Exercise details: Collect each line of the entries that holds the string "this".

:::::

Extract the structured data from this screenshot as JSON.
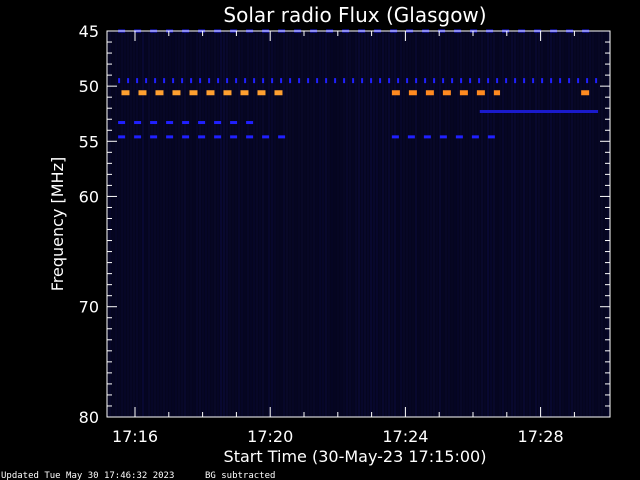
{
  "chart_data": {
    "type": "heatmap",
    "title": "Solar radio Flux (Glasgow)",
    "xlabel": "Start Time (30-May-23 17:15:00)",
    "ylabel": "Frequency [MHz]",
    "x_range_minutes": [
      17.25,
      17.514
    ],
    "y_range_mhz": [
      45,
      80
    ],
    "x_ticks": [
      "17:16",
      "17:20",
      "17:24",
      "17:28"
    ],
    "x_tick_minutes": [
      16,
      20,
      24,
      28
    ],
    "y_ticks": [
      "45",
      "50",
      "55",
      "60",
      "70",
      "80"
    ],
    "y_tick_values": [
      45,
      50,
      55,
      60,
      70,
      80
    ],
    "background_color": "#05051f",
    "bands": [
      {
        "freq_mhz": 45.0,
        "start_min": 15.5,
        "end_min": 29.7,
        "color": "#1a1ae6",
        "pattern": "dashed"
      },
      {
        "freq_mhz": 49.5,
        "start_min": 15.5,
        "end_min": 29.7,
        "color": "#2020ff",
        "pattern": "dotted"
      },
      {
        "freq_mhz": 50.6,
        "start_min": 15.6,
        "end_min": 20.6,
        "color": "#ffa030",
        "pattern": "dashed"
      },
      {
        "freq_mhz": 50.6,
        "start_min": 23.6,
        "end_min": 26.8,
        "color": "#ff8a20",
        "pattern": "dashed"
      },
      {
        "freq_mhz": 50.6,
        "start_min": 29.2,
        "end_min": 29.7,
        "color": "#ff8a20",
        "pattern": "dashed"
      },
      {
        "freq_mhz": 53.3,
        "start_min": 15.5,
        "end_min": 19.6,
        "color": "#2020ff",
        "pattern": "dashed"
      },
      {
        "freq_mhz": 54.6,
        "start_min": 15.5,
        "end_min": 20.6,
        "color": "#2020ff",
        "pattern": "dashed"
      },
      {
        "freq_mhz": 54.6,
        "start_min": 23.6,
        "end_min": 26.8,
        "color": "#2020ff",
        "pattern": "dashed"
      },
      {
        "freq_mhz": 52.3,
        "start_min": 26.2,
        "end_min": 29.7,
        "color": "#1a1acc",
        "pattern": "solid"
      }
    ]
  },
  "footer": {
    "updated": "Updated Tue May 30 17:46:32 2023",
    "note": "BG subtracted"
  }
}
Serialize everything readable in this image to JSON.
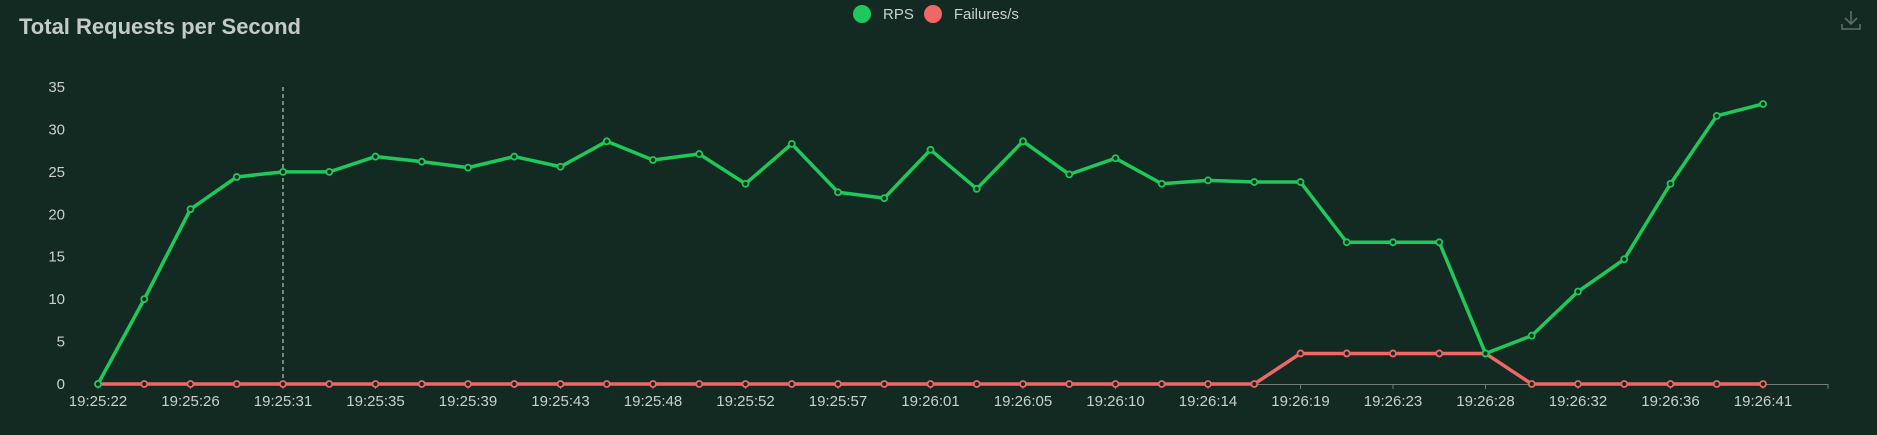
{
  "title": "Total Requests per Second",
  "legend": {
    "rps": {
      "label": "RPS",
      "color": "#1ec85a"
    },
    "failures": {
      "label": "Failures/s",
      "color": "#f06767"
    }
  },
  "toolbar": {
    "download_icon": "download-icon"
  },
  "chart_data": {
    "type": "line",
    "title": "Total Requests per Second",
    "xlabel": "",
    "ylabel": "",
    "ylim": [
      0,
      35
    ],
    "yticks": [
      0,
      5,
      10,
      15,
      20,
      25,
      30,
      35
    ],
    "grid": false,
    "legend_position": "top-center",
    "x_tick_labels": [
      "19:25:22",
      "19:25:26",
      "19:25:31",
      "19:25:35",
      "19:25:39",
      "19:25:43",
      "19:25:48",
      "19:25:52",
      "19:25:57",
      "19:26:01",
      "19:26:05",
      "19:26:10",
      "19:26:14",
      "19:26:19",
      "19:26:23",
      "19:26:28",
      "19:26:32",
      "19:26:36",
      "19:26:41"
    ],
    "point_count": 37,
    "cursor_index": 4,
    "series": [
      {
        "name": "RPS",
        "color": "#1ec85a",
        "values": [
          0,
          10,
          20.6,
          24.4,
          25,
          25,
          26.8,
          26.2,
          25.5,
          26.8,
          25.6,
          28.6,
          26.4,
          27.1,
          23.6,
          28.3,
          22.6,
          21.9,
          27.6,
          23,
          28.6,
          24.7,
          26.6,
          23.6,
          24,
          23.8,
          23.8,
          16.7,
          16.7,
          16.7,
          3.6,
          5.7,
          10.9,
          14.7,
          23.6,
          31.6,
          33
        ]
      },
      {
        "name": "Failures/s",
        "color": "#f06767",
        "values": [
          0,
          0,
          0,
          0,
          0,
          0,
          0,
          0,
          0,
          0,
          0,
          0,
          0,
          0,
          0,
          0,
          0,
          0,
          0,
          0,
          0,
          0,
          0,
          0,
          0,
          0,
          3.6,
          3.6,
          3.6,
          3.6,
          3.6,
          0,
          0,
          0,
          0,
          0,
          0
        ]
      }
    ]
  }
}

:::::

Output of the task:
Extract the structured data from this screenshot as JSON.
Serialize everything readable in this image to JSON.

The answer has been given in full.